*Required work*.
How many lines in these records hold the string "information"? State only that number.

*Records for this task*.
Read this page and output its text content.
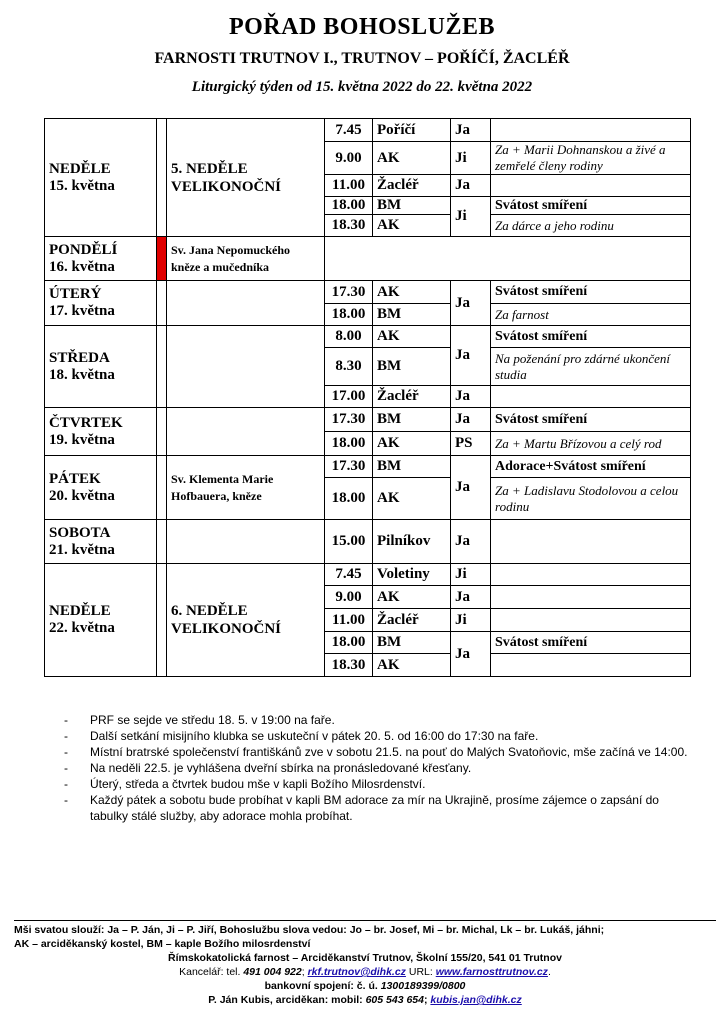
POŘAD BOHOSLUŽEB
FARNOSTI TRUTNOV I., TRUTNOV – POŘÍČÍ, ŽACLÉŘ
Liturgický týden od 15. května 2022 do 22. května 2022
NEDĚLE
15. května		5. NEDĚLE VELIKONOČNÍ	7.45	Poříčí	Ja	
			9.00	AK	Ji	Za + Marii Dohnanskou a živé a zemřelé členy rodiny
			11.00	Žacléř	Ja	
			18.00	BM	Ji	Svátost smíření
			18.30	AK		Za dárce a jeho rodinu

PONDĚLÍ
16. května		Sv. Jana Nepomuckého kněze a mučedníka				

ÚTERÝ
17. května			17.30	AK	Ja	Svátost smíření
			18.00	BM		Za farnost

STŘEDA
18. května			8.00	AK	Ja	Svátost smíření
			8.30	BM		Na poženání pro zdárné ukončení studia
			17.00	Žacléř	Ja	

ČTVRTEK
19. května			17.30	BM	Ja	Svátost smíření
			18.00	AK	PS	Za + Martu Břízovou a celý rod

PÁTEK
20. května		Sv. Klementa Marie Hofbauera, kněze	17.30	BM	Ja	Adorace+Svátost smíření
			18.00	AK		Za + Ladislavu Stodolovou a celou rodinu

SOBOTA
21. května			15.00	Pilníkov	Ja	

NEDĚLE
22. května		6. NEDĚLE VELIKONOČNÍ	7.45	Voletiny	Ji	
			9.00	AK	Ja	
			11.00	Žacléř	Ji	
			18.00	BM	Ja	Svátost smíření
			18.30	AK		
- PRF se sejde ve středu 18. 5. v 19:00 na faře.
- Další setkání misijního klubka se uskuteční v pátek 20. 5. od 16:00 do 17:30 na faře.
- Místní bratrské společenství františkánů zve v sobotu 21.5. na pouť do Malých Svatoňovic, mše začíná ve 14:00.
- Na neděli 22.5. je vyhlášena dveřní sbírka na pronásledované křesťany.
- Úterý, středa a čtvrtek budou mše v kapli Božího Milosrdenství.
- Každý pátek a sobotu bude probíhat v kapli BM adorace za mír na Ukrajině, prosíme zájemce o zapsání do tabulky stálé služby, aby adorace mohla probíhat.
Mši svatou slouží: Ja – P. Ján, Ji – P. Jiří, Bohoslužbu slova vedou: Jo – br. Josef, Mi – br. Michal, Lk – br. Lukáš, jáhni;
AK – arciděkanský kostel, BM – kaple Božího milosrdenství
Římskokatolická farnost – Arciděkanství Trutnov, Školní 155/20, 541 01 Trutnov
Kancelář: tel. 491 004 922; rkf.trutnov@dihk.cz URL: www.farnosttrutnov.cz.
bankovní spojení: č. ú. 1300189399/0800
P. Ján Kubis, arciděkan: mobil: 605 543 654; kubis.jan@dihk.cz
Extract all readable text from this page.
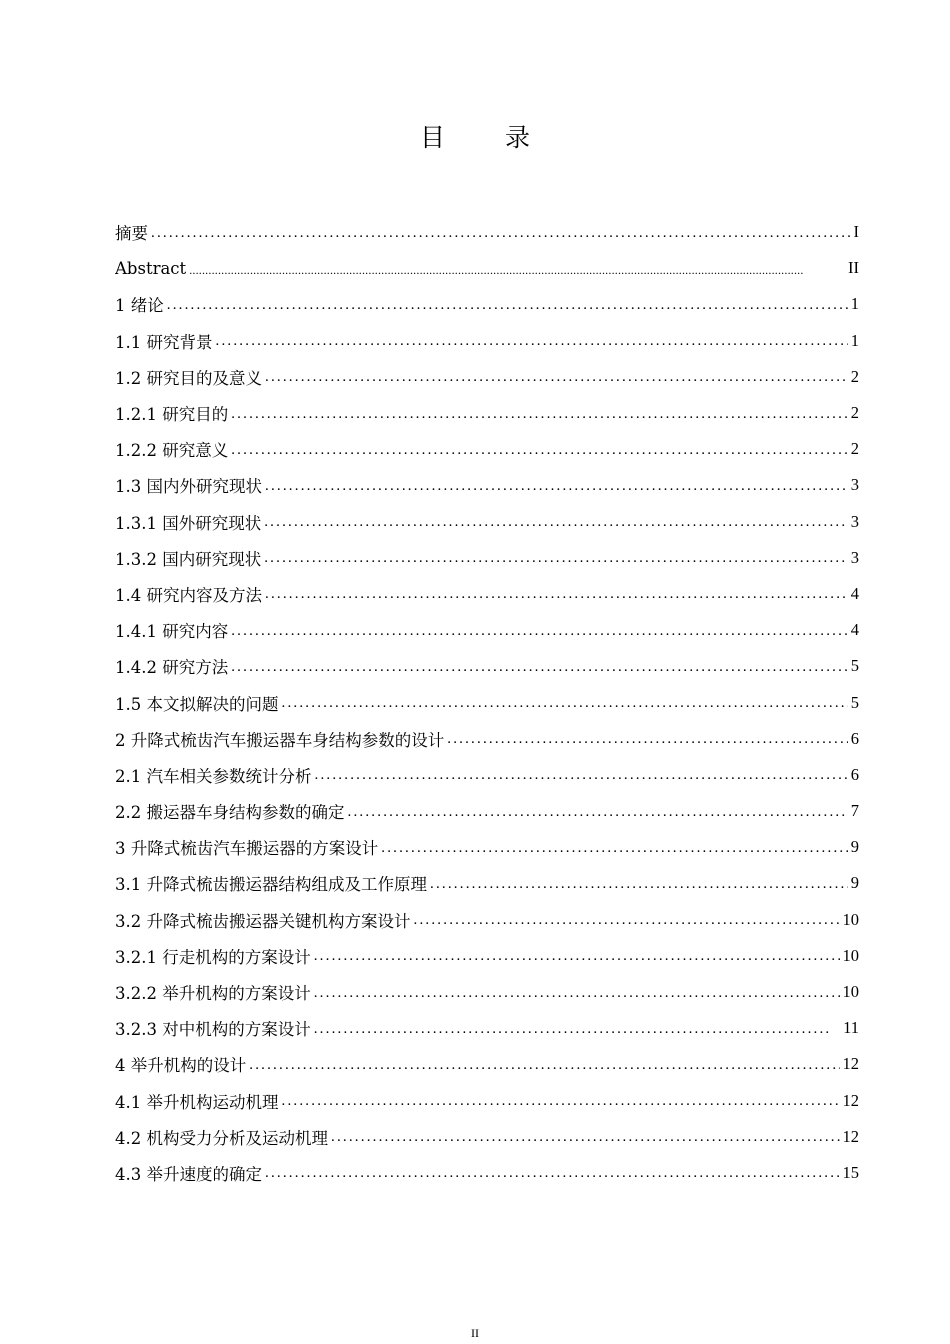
目 录
摘要 .....	I
Abstract .....	II
1 绪论 .....	1
1.1 研究背景 .....	1
1.2 研究目的及意义 .....	2
1.2.1 研究目的 .....	2
1.2.2 研究意义 .....	2
1.3 国内外研究现状 .....	3
1.3.1 国外研究现状 .....	3
1.3.2 国内研究现状 .....	3
1.4 研究内容及方法 .....	4
1.4.1 研究内容 .....	4
1.4.2 研究方法 .....	5
1.5 本文拟解决的问题 .....	5
2 升降式梳齿汽车搬运器车身结构参数的设计 .....	6
2.1 汽车相关参数统计分析 .....	6
2.2 搬运器车身结构参数的确定 .....	7
3 升降式梳齿汽车搬运器的方案设计 .....	9
3.1 升降式梳齿搬运器结构组成及工作原理 .....	9
3.2 升降式梳齿搬运器关键机构方案设计 .....	10
3.2.1 行走机构的方案设计 .....	10
3.2.2 举升机构的方案设计 .....	10
3.2.3 对中机构的方案设计 .....	11
4 举升机构的设计 .....	12
4.1 举升机构运动机理 .....	12
4.2 机构受力分析及运动机理 .....	12
4.3 举升速度的确定 .....	15
II
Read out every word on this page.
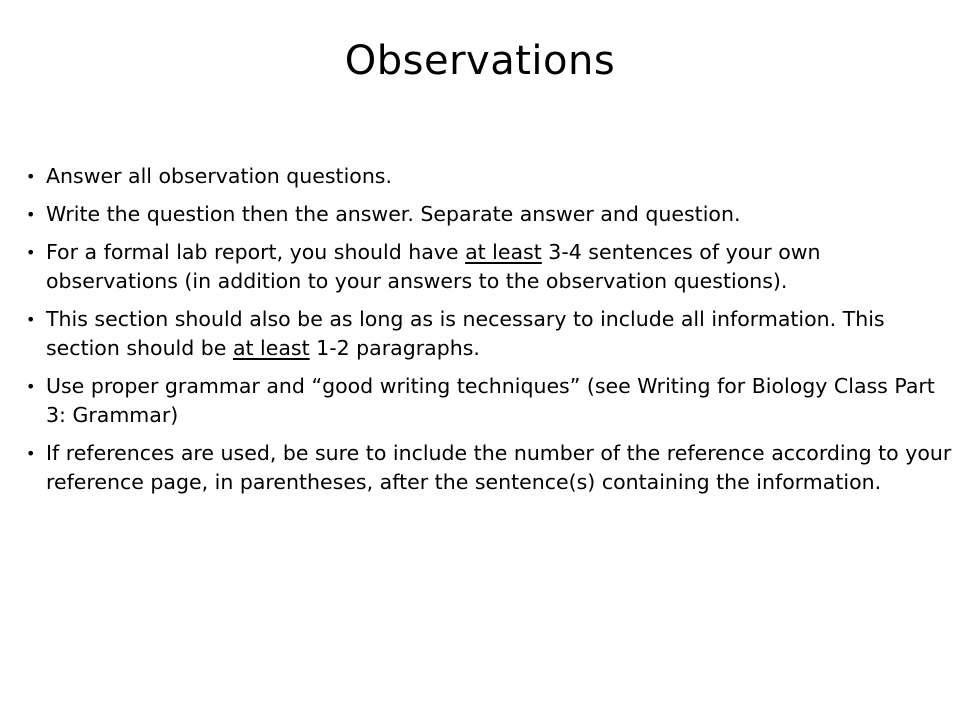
Observations
• Answer all observation questions.
• Write the question then the answer. Separate answer and question.
• For a formal lab report, you should have at least 3-4 sentences of your own observations (in addition to your answers to the observation questions).
• This section should also be as long as is necessary to include all information. This section should be at least 1-2 paragraphs.
• Use proper grammar and “good writing techniques” (see Writing for Biology Class Part 3: Grammar)
• If references are used, be sure to include the number of the reference according to your reference page, in parentheses, after the sentence(s) containing the information.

*Correct output*.
2